SET TASK A:
In the records below, lay out the lines as a numbered list, covering the stretch from the line containing "row-fraction: (9/12) — [765, 179, 837, 210]" through the line containing "table-rows: Male 67%", both included, and leave out any blank lines.

SUPPLIED TEXT:
┄┄┄┄┄┄

Understanding your tax refund

If you've received an Income Tax 'repayment' it will either be following a claim you've made or because HM Revenue & Customs (HMRC) has received new information about your taxable income or entitlement to allowances. The refund may come through your tax code or as a payment and could relate to the current tax year or earlier years.

Why you've received an Income Tax repayment

An Income Tax repayment is a refund of tax that you've overpaid. So, if you've paid too much tax for example through your job or pension this year or in previous years HMRC will send you a repayment.

You'll get the repayment either by cheque in the post, by bank transfer or through your wages.

At the moment HMRC can refund you overpaid tax going back up to four years.

When might you have overpaid tax?

You might have overpaid tax if:

  • your employer used the wrong tax code
  • you started a new job and had an emergency tax code for a while
  • you only worked for part of the year
  • you had more than one job at the same time
  • you didn't tell HMRC right away about changes to benefits you got through your work
  • your circumstances changed - perhaps you were made redundant or became self employed and therefore your income reduced
  • other income like investments or rental income reduced but you didn't tell HMRC
  • you made a mistake on your tax return
  • HMRC made a mistake with your tax

All of these things and more can mean you paid too much tax.

If you've paid too much tax through your employment or company pension

HMRC gives you a tax code that tells your employer or pension provider how much tax to take off your wages or pension before you get paid. If you've paid too much tax this year HMRC may send you a new tax code and your employer or pension provider will pay you your refund with your wages or pension.

If you've paid too much tax in earlier years HMRC works out how much they owe you and sends you a refund in the post or by bank transfer.

┄┄┄┄┄┄

SUPPLIED ENTRIES:

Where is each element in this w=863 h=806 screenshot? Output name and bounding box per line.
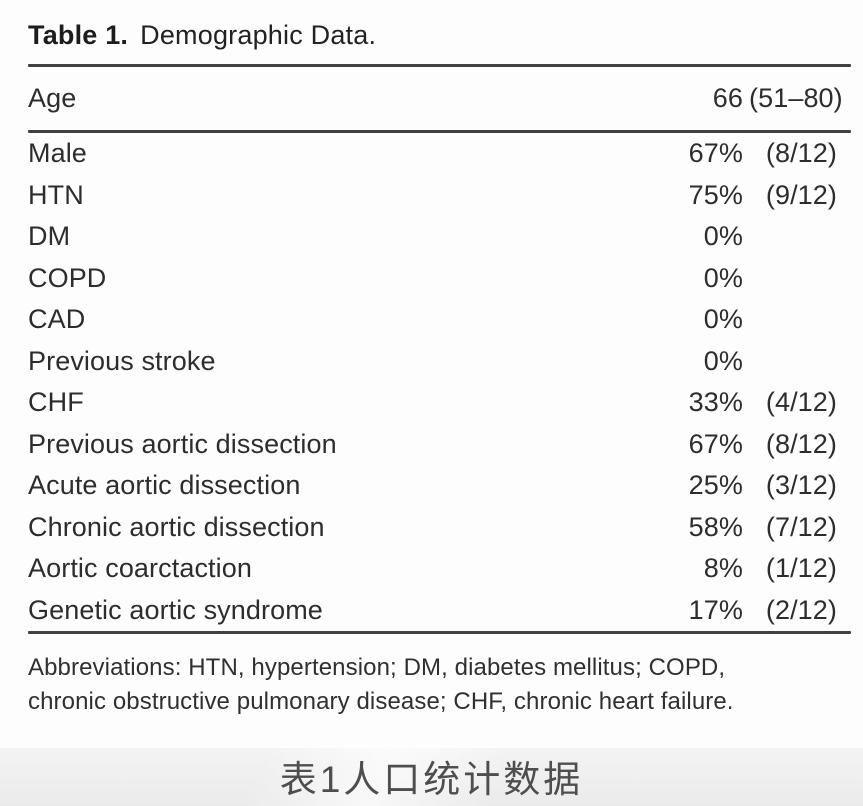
row-fraction: (9/12) — [765, 179, 837, 210]
row-percent: 58% — [688, 511, 743, 542]
row-fraction: (7/12) — [765, 511, 837, 542]
row-percent: 8% — [703, 553, 743, 584]
footnote-line: chronic obstructive pulmonary disease; C… — [28, 688, 734, 715]
row-percent: 0% — [703, 262, 743, 293]
table-row: Chronic aortic dissection 58% (7/12) — [28, 507, 851, 549]
row-label: CAD — [28, 304, 86, 335]
table-row: Aortic coarctaction 8% (1/12) — [28, 548, 851, 590]
age-value-main: 66 — [712, 83, 743, 113]
table-row: COPD 0% — [28, 258, 851, 300]
row-percent: 17% — [688, 594, 743, 625]
row-percent: 0% — [703, 304, 743, 335]
page-title: Table 1. Demographic Data. — [28, 0, 851, 51]
row-percent: 33% — [688, 387, 743, 418]
row-percent: 75% — [688, 179, 743, 210]
row-label: Previous aortic dissection — [28, 428, 337, 459]
table-rows: Male 67% (8/12) HTN 75% (9/12) DM 0% COP… — [28, 133, 851, 631]
caption-band: 表1人口统计数据 — [0, 748, 863, 806]
row-fraction: (1/12) — [765, 553, 837, 584]
row-fraction: (4/12) — [765, 387, 837, 418]
age-row: Age 66 (51–80) — [28, 67, 851, 130]
row-label: Genetic aortic syndrome — [28, 594, 323, 625]
footnote-line: Abbreviations: HTN, hypertension; DM, di… — [28, 654, 726, 681]
table-row: Acute aortic dissection 25% (3/12) — [28, 465, 851, 507]
row-percent: 0% — [703, 345, 743, 376]
table-caption-zh: 表1人口统计数据 — [279, 759, 584, 800]
table-title-text: Demographic Data. — [140, 20, 377, 50]
bottom-rule — [28, 631, 851, 634]
row-label: Chronic aortic dissection — [28, 511, 325, 542]
abbreviations-footnote: Abbreviations: HTN, hypertension; DM, di… — [28, 651, 851, 719]
top-rule — [28, 64, 851, 67]
row-fraction: (8/12) — [765, 138, 837, 169]
row-label: HTN — [28, 179, 84, 210]
row-label: Male — [28, 138, 87, 169]
row-label: CHF — [28, 387, 84, 418]
table-row: Previous stroke 0% — [28, 341, 851, 383]
table-row: CAD 0% — [28, 299, 851, 341]
age-value-range: (51–80) — [749, 83, 843, 113]
table-number-label: Table 1. — [28, 20, 129, 50]
row-label: COPD — [28, 262, 107, 293]
table-row: Previous aortic dissection 67% (8/12) — [28, 424, 851, 466]
row-label: Previous stroke — [28, 345, 216, 376]
row-percent: 0% — [703, 221, 743, 252]
row-percent: 67% — [688, 428, 743, 459]
row-percent: 25% — [688, 470, 743, 501]
row-fraction: (3/12) — [765, 470, 837, 501]
table-row: Male 67% (8/12) — [28, 133, 851, 175]
header-rule — [28, 130, 851, 133]
row-fraction: (8/12) — [765, 428, 837, 459]
table-row: CHF 33% (4/12) — [28, 382, 851, 424]
table-row: Genetic aortic syndrome 17% (2/12) — [28, 590, 851, 632]
age-label: Age — [28, 83, 77, 113]
row-label: Aortic coarctaction — [28, 553, 252, 584]
row-label: Acute aortic dissection — [28, 470, 301, 501]
row-percent: 67% — [688, 138, 743, 169]
table-row: DM 0% — [28, 216, 851, 258]
row-fraction: (2/12) — [765, 594, 837, 625]
table-row: HTN 75% (9/12) — [28, 175, 851, 217]
row-label: DM — [28, 221, 71, 252]
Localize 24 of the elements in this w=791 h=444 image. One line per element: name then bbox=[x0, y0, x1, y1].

┄┄┄┄┄┄

SET TASK B:
Copy the stretch of the tax refund text from "If you've paid too much tax through" through "wages or pension." word for word.

RESPONSE A:
1. row-fraction: (9/12) — [765, 179, 837, 210]
2. row-percent: 58% — [688, 511, 743, 542]
3. row-fraction: (7/12) — [765, 511, 837, 542]
4. row-percent: 8% — [703, 553, 743, 584]
5. footnote-line: chronic obstructive pulmonary disease; C… — [28, 688, 734, 715]
6. row-percent: 0% — [703, 262, 743, 293]
7. table-row: Chronic aortic dissection 58% (7/12) — [28, 507, 851, 549]
8. row-label: CAD — [28, 304, 86, 335]
9. table-row: Aortic coarctaction 8% (1/12) — [28, 548, 851, 590]
10. age-value-main: 66 — [712, 83, 743, 113]
11. table-row: COPD 0% — [28, 258, 851, 300]
12. row-percent: 17% — [688, 594, 743, 625]
13. row-percent: 0% — [703, 304, 743, 335]
14. page-title: Table 1. Demographic Data. — [28, 0, 851, 51]
15. row-percent: 33% — [688, 387, 743, 418]
16. row-percent: 75% — [688, 179, 743, 210]
17. row-label: Previous aortic dissection — [28, 428, 337, 459]
18. table-rows: Male 67% (8/12) HTN 75% (9/12) DM 0% COP… — [28, 133, 851, 631]

RESPONSE B:
If you've paid too much tax through your employment or company pension

HMRC gives you a tax code that tells your employer or pension provider how much tax to take off your wages or pension before you get paid. If you've paid too much tax this year HMRC may send you a new tax code and your employer or pension provider will pay you your refund with your wages or pension.